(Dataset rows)
________

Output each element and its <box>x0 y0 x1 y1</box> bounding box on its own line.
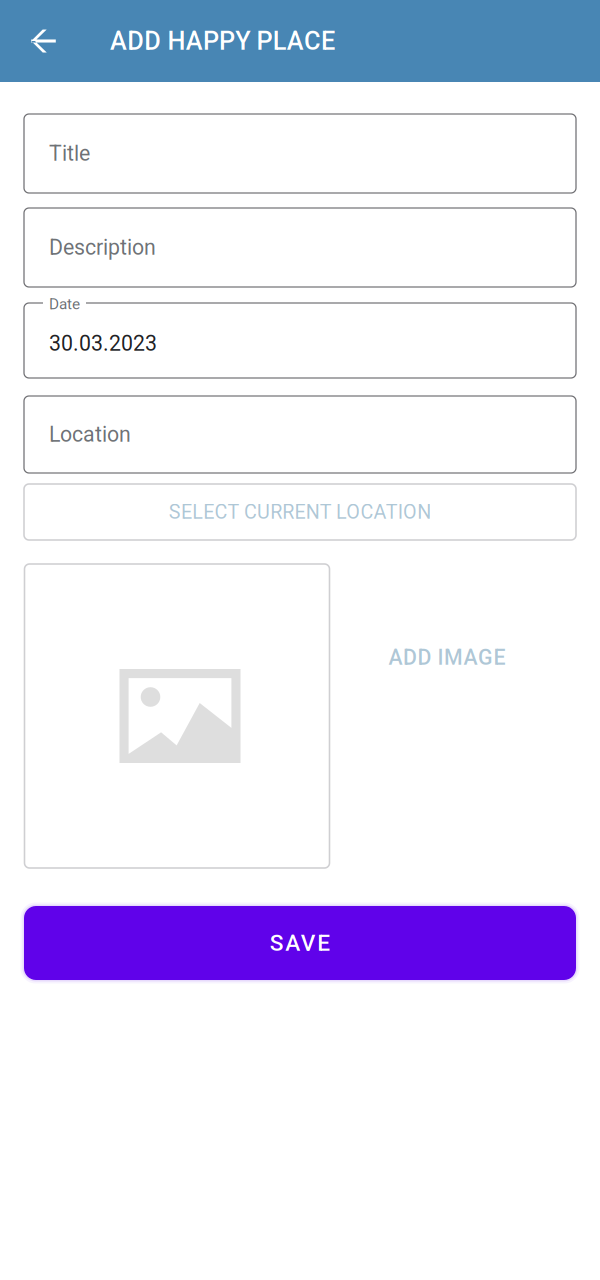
staticText: ADD HAPPY PLACE <box>110 26 335 56</box>
staticText: ADD IMAGE <box>388 645 506 670</box>
staticText: Date <box>49 295 80 313</box>
staticText: SELECT CURRENT LOCATION <box>169 500 431 524</box>
button[interactable]: Back <box>15 13 72 69</box>
staticText: Title <box>49 141 90 166</box>
staticText: SAVE <box>270 930 330 956</box>
button[interactable]: SELECT CURRENT LOCATION <box>24 484 576 540</box>
staticText: Location <box>49 422 131 447</box>
button[interactable]: ADD IMAGE <box>330 564 576 868</box>
button[interactable]: SAVE <box>24 906 576 980</box>
staticText: Description <box>49 235 156 260</box>
button[interactable]: Select image <box>24 564 330 868</box>
staticText: 30.03.2023 <box>49 331 157 356</box>
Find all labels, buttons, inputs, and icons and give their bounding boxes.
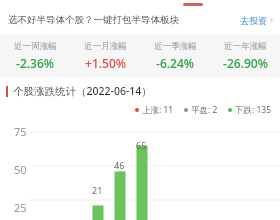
staticText: 75 [14, 124, 27, 139]
staticText: -2.36% [16, 55, 54, 71]
button[interactable]: 近一周涨幅 [0, 41, 70, 71]
staticText: 21 [92, 184, 103, 196]
button[interactable]: 近一月涨幅 [70, 41, 140, 71]
staticText: 65 [136, 139, 147, 151]
staticText: 平盘: 2 [191, 104, 218, 116]
staticText: 近一年涨幅 [224, 41, 267, 52]
staticText: -26.90% [223, 55, 268, 71]
staticText: 46 [114, 159, 125, 171]
button[interactable]: 近一季涨幅 [140, 41, 210, 71]
staticText: 上涨: 11 [142, 104, 174, 116]
staticText: 近一周涨幅 [14, 41, 57, 52]
button[interactable]: 选不好半导体个股？一键打包半导体板块 [0, 8, 280, 32]
staticText: 个股涨跌统计（2022-06-14） [13, 84, 152, 98]
staticText: 近一季涨幅 [154, 41, 197, 52]
button[interactable]: 近一年涨幅 [210, 41, 280, 71]
staticText: 去投资 [240, 15, 267, 26]
staticText: 50 [14, 162, 27, 177]
staticText: +1.50% [85, 55, 126, 71]
staticText: 近一月涨幅 [84, 41, 127, 52]
staticText: 25 [14, 200, 27, 215]
staticText: -6.24% [156, 55, 194, 71]
staticText: 下跌: 135 [235, 104, 272, 116]
staticText: 选不好半导体个股？一键打包半导体板块 [8, 14, 179, 26]
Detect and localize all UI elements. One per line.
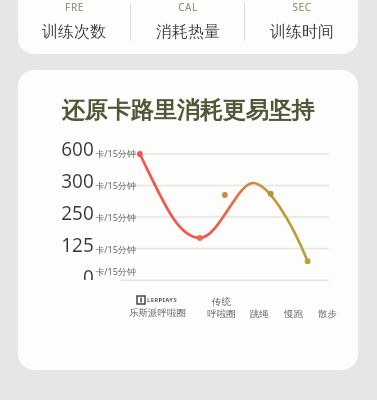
staticText: 还原卡路里消耗更易坚持 <box>18 96 358 125</box>
staticText: CAL <box>178 0 198 14</box>
button[interactable]: 慢跑 <box>276 308 310 320</box>
staticText: 训练次数 <box>42 22 106 42</box>
staticText: 乐斯派呼啦圈 <box>129 307 186 319</box>
other: Lerpiays brand logo <box>137 296 145 304</box>
staticText: 300 <box>61 168 94 194</box>
staticText: 125 <box>61 232 94 258</box>
staticText: 卡/15分钟 <box>95 265 136 277</box>
staticText: 散步 <box>318 308 337 320</box>
staticText: 传统 <box>212 296 231 308</box>
button[interactable]: 跳绳 <box>242 308 276 320</box>
staticText: FRE <box>65 0 84 14</box>
staticText: LERPIAYS <box>147 296 177 304</box>
button[interactable]: 传统 <box>200 296 242 320</box>
button[interactable]: 散步 <box>310 308 344 320</box>
button[interactable]: SEC <box>245 0 358 42</box>
staticText: 卡/15分钟 <box>95 243 136 255</box>
staticText: SEC <box>292 0 312 14</box>
staticText: 慢跑 <box>284 308 303 320</box>
staticText: 卡/15分钟 <box>95 211 136 223</box>
staticText: 0 <box>83 264 94 280</box>
staticText: 训练时间 <box>270 22 334 42</box>
staticText: 卡/15分钟 <box>95 179 136 191</box>
button[interactable]: Lerpiays brand logo <box>114 296 200 319</box>
staticText: 跳绳 <box>250 308 269 320</box>
staticText: 600 <box>61 136 94 162</box>
button[interactable]: FRE <box>18 0 130 42</box>
staticText: 呼啦圈 <box>207 308 236 320</box>
staticText: 250 <box>61 200 94 226</box>
staticText: 消耗热量 <box>156 22 220 42</box>
staticText: 卡/15分钟 <box>95 147 136 159</box>
button[interactable]: CAL <box>131 0 244 42</box>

________

Directions →
Please format every line of the rows above as a Markdown table with the columns No. and Line, numbering the lines in order and skipping any blank ones. Leave the pictures out of the table.

Solved exercise →
| No. | Line |
|---|---|
| 1 | Output each element and its <box>x0 y0 x1 y1</box> bounding box on its own line. |
| 2 | staticText: ADD HAPPY PLACE <box>110 26 335 56</box> |
| 3 | staticText: ADD IMAGE <box>388 645 506 670</box> |
| 4 | staticText: Date <box>49 295 80 313</box> |
| 5 | staticText: SELECT CURRENT LOCATION <box>169 500 431 524</box> |
| 6 | button[interactable]: Back <box>15 13 72 69</box> |
| 7 | staticText: Title <box>49 141 90 166</box> |
| 8 | staticText: SAVE <box>270 930 330 956</box> |
| 9 | button[interactable]: SELECT CURRENT LOCATION <box>24 484 576 540</box> |
| 10 | staticText: Location <box>49 422 131 447</box> |
| 11 | button[interactable]: ADD IMAGE <box>330 564 576 868</box> |
| 12 | button[interactable]: SAVE <box>24 906 576 980</box> |
| 13 | staticText: Description <box>49 235 156 260</box> |
| 14 | button[interactable]: Select image <box>24 564 330 868</box> |
| 15 | staticText: 30.03.2023 <box>49 331 157 356</box> |
| 16 | Find all labels, buttons, inputs, and icons and give their bounding boxes. |
| 17 | staticText: 75 [14, 124, 27, 139] |
| 18 | staticText: -2.36% [16, 55, 54, 71] |
| 19 | button[interactable]: 近一周涨幅 [0, 41, 70, 71] |
| 20 | staticText: 21 [92, 184, 103, 196] |
| 21 | button[interactable]: 近一月涨幅 [70, 41, 140, 71] |
| 22 | staticText: 65 [136, 139, 147, 151] |
| 23 | staticText: 平盘: 2 [191, 104, 218, 116] |
| 24 | staticText: 近一年涨幅 [224, 41, 267, 52] |
| 25 | staticText: -26.90% [223, 55, 268, 71] |
| 26 | staticText: 46 [114, 159, 125, 171] |
| 27 | button[interactable]: 近一季涨幅 [140, 41, 210, 71] |
| 28 | staticText: 上涨: 11 [142, 104, 174, 116] |
| 29 | staticText: 近一周涨幅 [14, 41, 57, 52] |
| 30 | button[interactable]: 选不好半导体个股？一键打包半导体板块 [0, 8, 280, 32] |
| 31 | staticText: 个股涨跌统计（2022-06-14） [13, 84, 152, 98] |
| 32 | staticText: 近一季涨幅 [154, 41, 197, 52] |
| 33 | button[interactable]: 近一年涨幅 [210, 41, 280, 71] |
| 34 | staticText: 去投资 [240, 15, 267, 26] |
| 35 | staticText: 50 [14, 162, 27, 177] |
| 36 | staticText: +1.50% [85, 55, 126, 71] |
| 37 | staticText: 近一月涨幅 [84, 41, 127, 52] |
| 38 | staticText: 25 [14, 200, 27, 215] |
| 39 | staticText: -6.24% [156, 55, 194, 71] |
| 40 | staticText: 下跌: 135 [235, 104, 272, 116] |
| 41 | staticText: 选不好半导体个股？一键打包半导体板块 [8, 14, 179, 26] |
| 42 | Detect and localize all UI elements. One per line. |
| 43 | staticText: 还原卡路里消耗更易坚持 <box>18 96 358 125</box> |
| 44 | staticText: CAL <box>178 0 198 14</box> |
| 45 | button[interactable]: 慢跑 <box>276 308 310 320</box> |
| 46 | staticText: 训练次数 <box>42 22 106 42</box> |
| 47 | staticText: 乐斯派呼啦圈 <box>129 307 186 319</box> |
| 48 | other: Lerpiays brand logo <box>137 296 145 304</box> |
| 49 | staticText: 300 <box>61 168 94 194</box> |
| 50 | staticText: 125 <box>61 232 94 258</box> |
| 51 | staticText: 卡/15分钟 <box>95 265 136 277</box> |
| 52 | staticText: 散步 <box>318 308 337 320</box> |
| 53 | staticText: 传统 <box>212 296 231 308</box> |
| 54 | button[interactable]: 跳绳 <box>242 308 276 320</box> |
| 55 | staticText: FRE <box>65 0 84 14</box> |
| 56 | staticText: LERPIAYS <box>147 296 177 304</box> |
| 57 | button[interactable]: 传统 <box>200 296 242 320</box> |
| 58 | button[interactable]: 散步 <box>310 308 344 320</box> |
| 59 | button[interactable]: SEC <box>245 0 358 42</box> |
| 60 | staticText: 卡/15分钟 <box>95 243 136 255</box> |
| 61 | staticText: SEC <box>292 0 312 14</box> |
| 62 | staticText: 慢跑 <box>284 308 303 320</box> |
| 63 | staticText: 卡/15分钟 <box>95 211 136 223</box> |
| 64 | staticText: 0 <box>83 264 94 280</box> |
| 65 | staticText: 训练时间 <box>270 22 334 42</box> |
| 66 | staticText: 卡/15分钟 <box>95 179 136 191</box> |
| 67 | button[interactable]: Lerpiays brand logo <box>114 296 200 319</box> |
| 68 | staticText: 跳绳 <box>250 308 269 320</box> |
| 69 | staticText: 600 <box>61 136 94 162</box> |
| 70 | button[interactable]: FRE <box>18 0 130 42</box> |
| 71 | staticText: 呼啦圈 <box>207 308 236 320</box> |
| 72 | staticText: 250 <box>61 200 94 226</box> |
| 73 | staticText: 消耗热量 <box>156 22 220 42</box> |
| 74 | staticText: 卡/15分钟 <box>95 147 136 159</box> |
| 75 | button[interactable]: CAL <box>131 0 244 42</box> |